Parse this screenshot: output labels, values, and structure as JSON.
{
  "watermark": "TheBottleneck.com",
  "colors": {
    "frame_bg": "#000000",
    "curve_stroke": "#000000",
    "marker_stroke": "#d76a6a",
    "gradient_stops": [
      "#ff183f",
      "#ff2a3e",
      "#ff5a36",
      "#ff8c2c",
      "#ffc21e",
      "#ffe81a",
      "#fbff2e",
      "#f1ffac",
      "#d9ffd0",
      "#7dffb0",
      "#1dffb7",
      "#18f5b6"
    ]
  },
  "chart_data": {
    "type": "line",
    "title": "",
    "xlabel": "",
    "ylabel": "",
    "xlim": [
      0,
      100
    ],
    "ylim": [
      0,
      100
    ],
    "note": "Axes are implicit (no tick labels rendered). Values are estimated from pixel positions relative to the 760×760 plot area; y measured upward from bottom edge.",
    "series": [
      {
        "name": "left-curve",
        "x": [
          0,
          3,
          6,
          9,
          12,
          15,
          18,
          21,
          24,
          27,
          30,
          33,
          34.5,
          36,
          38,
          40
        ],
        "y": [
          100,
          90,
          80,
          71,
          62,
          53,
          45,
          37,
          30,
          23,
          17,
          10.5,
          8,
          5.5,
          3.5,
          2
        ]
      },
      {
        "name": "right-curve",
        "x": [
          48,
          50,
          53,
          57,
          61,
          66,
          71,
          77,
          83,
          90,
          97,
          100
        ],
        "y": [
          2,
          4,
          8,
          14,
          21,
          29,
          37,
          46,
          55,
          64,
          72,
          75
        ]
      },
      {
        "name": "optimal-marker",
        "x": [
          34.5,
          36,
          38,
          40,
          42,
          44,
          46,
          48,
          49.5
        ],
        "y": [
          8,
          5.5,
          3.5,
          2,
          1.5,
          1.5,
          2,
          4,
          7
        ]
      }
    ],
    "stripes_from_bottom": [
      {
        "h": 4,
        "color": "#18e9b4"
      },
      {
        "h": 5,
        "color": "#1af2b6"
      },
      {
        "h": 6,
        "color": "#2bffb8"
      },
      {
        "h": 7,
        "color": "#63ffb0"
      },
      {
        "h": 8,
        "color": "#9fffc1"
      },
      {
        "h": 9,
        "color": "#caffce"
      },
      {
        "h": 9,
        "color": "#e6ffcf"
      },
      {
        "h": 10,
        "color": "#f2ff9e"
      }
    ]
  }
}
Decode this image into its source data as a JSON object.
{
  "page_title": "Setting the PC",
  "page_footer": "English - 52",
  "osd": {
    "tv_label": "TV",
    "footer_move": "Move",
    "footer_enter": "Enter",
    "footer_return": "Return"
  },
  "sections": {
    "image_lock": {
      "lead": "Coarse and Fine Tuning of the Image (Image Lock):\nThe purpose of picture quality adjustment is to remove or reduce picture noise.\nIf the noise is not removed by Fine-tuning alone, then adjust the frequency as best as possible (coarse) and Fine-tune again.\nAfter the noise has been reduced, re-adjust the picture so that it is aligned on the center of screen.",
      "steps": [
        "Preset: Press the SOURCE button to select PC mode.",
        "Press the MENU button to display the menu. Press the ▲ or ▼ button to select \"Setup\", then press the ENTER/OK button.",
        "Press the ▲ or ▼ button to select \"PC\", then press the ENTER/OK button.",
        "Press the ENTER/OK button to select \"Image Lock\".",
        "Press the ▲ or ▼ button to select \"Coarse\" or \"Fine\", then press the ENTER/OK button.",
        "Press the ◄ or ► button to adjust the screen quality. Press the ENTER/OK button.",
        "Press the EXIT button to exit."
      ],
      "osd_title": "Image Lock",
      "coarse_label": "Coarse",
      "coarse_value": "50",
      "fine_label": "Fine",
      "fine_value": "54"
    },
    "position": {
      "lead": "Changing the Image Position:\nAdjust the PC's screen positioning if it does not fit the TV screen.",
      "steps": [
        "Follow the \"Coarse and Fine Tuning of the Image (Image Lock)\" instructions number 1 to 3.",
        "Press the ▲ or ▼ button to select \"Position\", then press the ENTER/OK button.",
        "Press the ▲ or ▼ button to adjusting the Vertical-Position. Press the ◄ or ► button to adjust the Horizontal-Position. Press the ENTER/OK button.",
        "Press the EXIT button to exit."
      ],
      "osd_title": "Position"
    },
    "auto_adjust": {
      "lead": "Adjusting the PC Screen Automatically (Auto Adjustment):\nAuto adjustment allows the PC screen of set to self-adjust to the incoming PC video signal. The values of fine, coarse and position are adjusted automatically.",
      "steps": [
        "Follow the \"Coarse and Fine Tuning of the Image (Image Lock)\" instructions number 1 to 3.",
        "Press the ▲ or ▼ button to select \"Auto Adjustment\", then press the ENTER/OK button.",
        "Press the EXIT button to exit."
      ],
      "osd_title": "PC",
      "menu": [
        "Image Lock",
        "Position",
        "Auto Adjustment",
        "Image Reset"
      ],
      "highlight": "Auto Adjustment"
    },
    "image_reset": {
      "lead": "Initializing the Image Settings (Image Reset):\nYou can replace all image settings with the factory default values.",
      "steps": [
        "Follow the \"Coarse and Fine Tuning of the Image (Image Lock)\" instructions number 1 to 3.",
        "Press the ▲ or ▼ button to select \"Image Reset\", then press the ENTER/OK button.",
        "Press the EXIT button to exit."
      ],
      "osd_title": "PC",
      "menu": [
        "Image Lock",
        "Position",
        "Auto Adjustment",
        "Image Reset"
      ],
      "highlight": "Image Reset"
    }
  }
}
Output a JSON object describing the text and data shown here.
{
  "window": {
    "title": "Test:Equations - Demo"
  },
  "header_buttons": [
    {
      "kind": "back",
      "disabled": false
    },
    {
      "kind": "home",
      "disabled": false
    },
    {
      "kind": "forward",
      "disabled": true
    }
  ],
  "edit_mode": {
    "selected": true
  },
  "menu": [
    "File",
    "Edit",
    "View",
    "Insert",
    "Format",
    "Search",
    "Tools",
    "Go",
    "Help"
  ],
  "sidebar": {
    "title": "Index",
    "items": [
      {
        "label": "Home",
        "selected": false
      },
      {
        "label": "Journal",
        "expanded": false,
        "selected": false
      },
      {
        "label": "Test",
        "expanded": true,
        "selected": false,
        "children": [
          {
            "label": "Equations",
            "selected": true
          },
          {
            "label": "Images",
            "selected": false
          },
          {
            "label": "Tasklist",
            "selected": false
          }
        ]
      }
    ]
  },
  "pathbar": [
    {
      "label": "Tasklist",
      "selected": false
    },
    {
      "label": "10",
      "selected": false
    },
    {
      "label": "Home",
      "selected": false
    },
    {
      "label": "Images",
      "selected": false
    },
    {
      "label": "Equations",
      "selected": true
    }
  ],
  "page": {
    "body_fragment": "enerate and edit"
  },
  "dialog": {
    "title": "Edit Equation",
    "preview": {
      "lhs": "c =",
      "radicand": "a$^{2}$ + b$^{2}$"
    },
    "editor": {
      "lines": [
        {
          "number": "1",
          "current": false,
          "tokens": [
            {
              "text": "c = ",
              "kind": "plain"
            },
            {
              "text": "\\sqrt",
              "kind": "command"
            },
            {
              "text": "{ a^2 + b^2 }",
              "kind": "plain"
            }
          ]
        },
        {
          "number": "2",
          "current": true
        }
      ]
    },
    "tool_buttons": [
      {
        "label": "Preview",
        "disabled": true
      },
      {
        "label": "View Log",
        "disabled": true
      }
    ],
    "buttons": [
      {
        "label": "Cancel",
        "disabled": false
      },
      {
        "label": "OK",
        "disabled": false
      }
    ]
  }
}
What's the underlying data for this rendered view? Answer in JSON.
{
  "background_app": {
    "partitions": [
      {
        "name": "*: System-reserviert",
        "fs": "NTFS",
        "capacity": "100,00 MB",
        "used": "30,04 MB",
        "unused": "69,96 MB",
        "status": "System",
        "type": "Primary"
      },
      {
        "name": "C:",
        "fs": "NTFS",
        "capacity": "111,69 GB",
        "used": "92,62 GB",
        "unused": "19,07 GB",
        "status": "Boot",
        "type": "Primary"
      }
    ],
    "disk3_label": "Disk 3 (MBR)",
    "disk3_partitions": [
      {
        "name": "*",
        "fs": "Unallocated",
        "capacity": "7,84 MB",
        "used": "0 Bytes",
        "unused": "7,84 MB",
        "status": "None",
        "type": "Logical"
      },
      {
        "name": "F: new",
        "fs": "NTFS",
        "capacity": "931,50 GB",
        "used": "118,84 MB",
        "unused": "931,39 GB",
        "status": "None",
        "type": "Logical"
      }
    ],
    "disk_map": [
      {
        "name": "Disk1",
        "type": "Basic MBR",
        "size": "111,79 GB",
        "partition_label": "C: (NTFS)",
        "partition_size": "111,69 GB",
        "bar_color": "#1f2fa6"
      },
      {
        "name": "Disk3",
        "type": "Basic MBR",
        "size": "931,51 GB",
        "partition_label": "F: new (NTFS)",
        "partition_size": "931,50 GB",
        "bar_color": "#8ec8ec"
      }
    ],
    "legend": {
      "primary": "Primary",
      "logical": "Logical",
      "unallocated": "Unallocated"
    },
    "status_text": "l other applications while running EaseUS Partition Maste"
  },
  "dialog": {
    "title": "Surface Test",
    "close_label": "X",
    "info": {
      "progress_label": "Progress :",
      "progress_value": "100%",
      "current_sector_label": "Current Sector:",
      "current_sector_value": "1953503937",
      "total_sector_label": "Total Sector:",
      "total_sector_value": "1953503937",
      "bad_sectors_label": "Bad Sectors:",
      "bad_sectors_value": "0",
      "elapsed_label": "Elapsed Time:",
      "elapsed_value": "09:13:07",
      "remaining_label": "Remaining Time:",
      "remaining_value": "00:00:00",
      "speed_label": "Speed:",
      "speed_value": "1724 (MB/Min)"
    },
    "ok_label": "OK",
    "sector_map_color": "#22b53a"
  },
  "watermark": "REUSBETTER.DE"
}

============

• _What the task requires_:
State only how many lines in the material include "lead".

• _The result_:
4